◆ Records from a data collection:

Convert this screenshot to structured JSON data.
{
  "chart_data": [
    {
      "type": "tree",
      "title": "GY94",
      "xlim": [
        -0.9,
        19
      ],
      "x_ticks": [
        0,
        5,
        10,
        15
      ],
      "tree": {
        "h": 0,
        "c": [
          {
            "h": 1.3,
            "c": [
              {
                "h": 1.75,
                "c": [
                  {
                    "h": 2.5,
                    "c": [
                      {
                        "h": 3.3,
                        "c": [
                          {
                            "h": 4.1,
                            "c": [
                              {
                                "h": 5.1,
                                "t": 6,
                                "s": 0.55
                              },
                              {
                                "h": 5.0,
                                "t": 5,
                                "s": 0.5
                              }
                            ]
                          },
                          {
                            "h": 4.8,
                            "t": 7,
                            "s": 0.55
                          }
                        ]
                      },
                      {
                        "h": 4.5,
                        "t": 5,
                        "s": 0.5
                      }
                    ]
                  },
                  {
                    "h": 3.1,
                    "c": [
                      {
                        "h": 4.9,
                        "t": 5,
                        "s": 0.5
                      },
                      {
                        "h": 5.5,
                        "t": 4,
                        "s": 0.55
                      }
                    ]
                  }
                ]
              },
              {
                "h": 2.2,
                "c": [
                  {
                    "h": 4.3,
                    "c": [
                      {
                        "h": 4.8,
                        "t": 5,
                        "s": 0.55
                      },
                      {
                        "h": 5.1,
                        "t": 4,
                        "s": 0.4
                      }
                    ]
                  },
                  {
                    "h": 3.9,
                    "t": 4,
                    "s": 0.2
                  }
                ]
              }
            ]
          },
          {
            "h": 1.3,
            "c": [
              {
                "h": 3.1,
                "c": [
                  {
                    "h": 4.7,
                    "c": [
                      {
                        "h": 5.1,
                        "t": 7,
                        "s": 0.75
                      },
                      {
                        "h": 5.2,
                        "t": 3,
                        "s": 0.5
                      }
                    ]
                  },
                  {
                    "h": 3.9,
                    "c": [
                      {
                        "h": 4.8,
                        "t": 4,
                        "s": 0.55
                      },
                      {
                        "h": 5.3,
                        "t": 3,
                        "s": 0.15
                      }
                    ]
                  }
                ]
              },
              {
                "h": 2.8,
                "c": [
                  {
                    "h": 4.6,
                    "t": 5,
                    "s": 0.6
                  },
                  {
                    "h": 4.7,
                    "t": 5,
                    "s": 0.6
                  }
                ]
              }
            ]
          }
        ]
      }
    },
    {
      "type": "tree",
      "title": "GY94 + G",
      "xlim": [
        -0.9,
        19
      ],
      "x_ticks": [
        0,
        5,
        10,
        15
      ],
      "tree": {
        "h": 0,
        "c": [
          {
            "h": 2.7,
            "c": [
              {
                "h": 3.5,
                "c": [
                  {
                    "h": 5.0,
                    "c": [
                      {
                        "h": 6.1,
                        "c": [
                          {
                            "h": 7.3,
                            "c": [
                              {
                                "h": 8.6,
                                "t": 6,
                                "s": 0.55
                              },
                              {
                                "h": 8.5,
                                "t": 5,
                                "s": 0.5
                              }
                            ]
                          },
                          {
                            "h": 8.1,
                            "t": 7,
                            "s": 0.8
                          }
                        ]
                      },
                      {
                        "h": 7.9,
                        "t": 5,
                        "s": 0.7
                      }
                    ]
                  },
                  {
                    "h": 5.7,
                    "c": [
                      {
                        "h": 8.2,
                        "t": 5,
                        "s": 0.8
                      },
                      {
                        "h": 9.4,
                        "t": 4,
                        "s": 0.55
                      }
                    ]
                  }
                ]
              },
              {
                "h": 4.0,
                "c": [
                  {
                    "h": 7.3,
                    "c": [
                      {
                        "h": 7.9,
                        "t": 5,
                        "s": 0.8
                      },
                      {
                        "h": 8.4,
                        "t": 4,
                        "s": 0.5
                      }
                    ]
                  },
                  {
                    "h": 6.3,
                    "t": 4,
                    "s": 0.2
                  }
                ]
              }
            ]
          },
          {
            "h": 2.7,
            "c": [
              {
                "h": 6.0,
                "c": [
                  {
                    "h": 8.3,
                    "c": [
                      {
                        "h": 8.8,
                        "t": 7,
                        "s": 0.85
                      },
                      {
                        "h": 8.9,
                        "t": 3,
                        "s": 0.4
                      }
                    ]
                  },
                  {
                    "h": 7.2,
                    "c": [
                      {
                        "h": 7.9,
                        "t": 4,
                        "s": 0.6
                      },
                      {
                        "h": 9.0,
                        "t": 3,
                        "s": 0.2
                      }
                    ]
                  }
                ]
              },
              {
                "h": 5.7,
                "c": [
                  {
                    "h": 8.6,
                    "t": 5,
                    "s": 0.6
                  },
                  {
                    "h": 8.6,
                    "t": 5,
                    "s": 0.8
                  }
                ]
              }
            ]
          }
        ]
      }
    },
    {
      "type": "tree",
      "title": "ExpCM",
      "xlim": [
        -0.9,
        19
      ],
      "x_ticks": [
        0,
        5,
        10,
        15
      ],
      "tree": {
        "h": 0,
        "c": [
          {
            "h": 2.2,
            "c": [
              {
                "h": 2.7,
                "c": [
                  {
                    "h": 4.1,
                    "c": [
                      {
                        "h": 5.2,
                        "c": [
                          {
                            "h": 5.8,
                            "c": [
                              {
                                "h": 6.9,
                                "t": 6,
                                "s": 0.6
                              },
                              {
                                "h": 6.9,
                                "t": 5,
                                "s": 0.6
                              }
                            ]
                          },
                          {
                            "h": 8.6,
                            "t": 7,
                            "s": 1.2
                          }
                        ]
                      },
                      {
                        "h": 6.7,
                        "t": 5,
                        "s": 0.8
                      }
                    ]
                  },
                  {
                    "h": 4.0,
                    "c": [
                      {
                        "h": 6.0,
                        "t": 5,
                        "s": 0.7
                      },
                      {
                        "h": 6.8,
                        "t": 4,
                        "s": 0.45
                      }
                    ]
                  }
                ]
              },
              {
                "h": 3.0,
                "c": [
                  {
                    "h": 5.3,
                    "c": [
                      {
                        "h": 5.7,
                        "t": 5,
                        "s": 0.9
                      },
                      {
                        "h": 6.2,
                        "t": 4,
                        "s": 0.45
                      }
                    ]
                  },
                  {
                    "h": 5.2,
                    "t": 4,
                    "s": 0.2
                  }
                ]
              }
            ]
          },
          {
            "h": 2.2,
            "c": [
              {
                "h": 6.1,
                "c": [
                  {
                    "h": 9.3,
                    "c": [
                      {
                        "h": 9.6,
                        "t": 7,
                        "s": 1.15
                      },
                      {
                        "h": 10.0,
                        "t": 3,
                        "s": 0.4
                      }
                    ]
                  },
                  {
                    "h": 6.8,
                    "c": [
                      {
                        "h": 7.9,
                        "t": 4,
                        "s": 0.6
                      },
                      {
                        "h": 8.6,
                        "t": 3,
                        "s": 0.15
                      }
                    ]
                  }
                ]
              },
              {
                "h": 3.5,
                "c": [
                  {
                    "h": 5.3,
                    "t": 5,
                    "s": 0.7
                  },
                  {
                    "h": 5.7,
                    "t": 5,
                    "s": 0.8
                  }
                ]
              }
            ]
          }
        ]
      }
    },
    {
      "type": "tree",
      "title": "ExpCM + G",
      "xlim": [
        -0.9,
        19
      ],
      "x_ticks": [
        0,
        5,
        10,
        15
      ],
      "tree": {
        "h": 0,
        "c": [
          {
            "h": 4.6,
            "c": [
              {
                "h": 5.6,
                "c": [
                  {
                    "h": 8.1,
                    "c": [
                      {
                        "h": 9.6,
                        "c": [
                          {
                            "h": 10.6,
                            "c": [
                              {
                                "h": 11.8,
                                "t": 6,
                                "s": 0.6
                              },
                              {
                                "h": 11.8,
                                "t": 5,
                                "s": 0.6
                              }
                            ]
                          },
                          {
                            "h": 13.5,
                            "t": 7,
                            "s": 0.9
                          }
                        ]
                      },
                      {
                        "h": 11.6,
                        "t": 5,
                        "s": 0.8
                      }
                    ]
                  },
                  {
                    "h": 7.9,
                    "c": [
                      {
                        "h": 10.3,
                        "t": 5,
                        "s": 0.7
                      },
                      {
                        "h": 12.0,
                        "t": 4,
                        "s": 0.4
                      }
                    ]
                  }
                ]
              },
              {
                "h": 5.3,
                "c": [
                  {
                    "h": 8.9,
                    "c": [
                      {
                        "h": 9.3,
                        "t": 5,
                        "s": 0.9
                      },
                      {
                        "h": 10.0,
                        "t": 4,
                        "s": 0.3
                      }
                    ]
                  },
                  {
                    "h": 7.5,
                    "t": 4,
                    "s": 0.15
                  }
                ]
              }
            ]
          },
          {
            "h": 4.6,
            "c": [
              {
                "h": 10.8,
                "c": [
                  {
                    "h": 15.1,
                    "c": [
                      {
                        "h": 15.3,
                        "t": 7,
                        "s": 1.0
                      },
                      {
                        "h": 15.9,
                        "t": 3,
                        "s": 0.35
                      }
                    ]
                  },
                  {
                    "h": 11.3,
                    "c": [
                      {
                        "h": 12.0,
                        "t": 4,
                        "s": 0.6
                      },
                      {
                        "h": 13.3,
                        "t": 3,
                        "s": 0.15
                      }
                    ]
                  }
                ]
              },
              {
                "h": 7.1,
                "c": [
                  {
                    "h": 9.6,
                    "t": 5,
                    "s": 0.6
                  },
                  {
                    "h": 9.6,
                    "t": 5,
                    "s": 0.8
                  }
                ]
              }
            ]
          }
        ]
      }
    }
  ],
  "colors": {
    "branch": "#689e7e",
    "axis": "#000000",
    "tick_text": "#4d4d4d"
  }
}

◆ Stated exercise:
Using the records above, find and show each line with the string "title".

◆ Final result:
      "title": "GY94",
      "title": "GY94 + G",
      "title": "ExpCM",
      "title": "ExpCM + G",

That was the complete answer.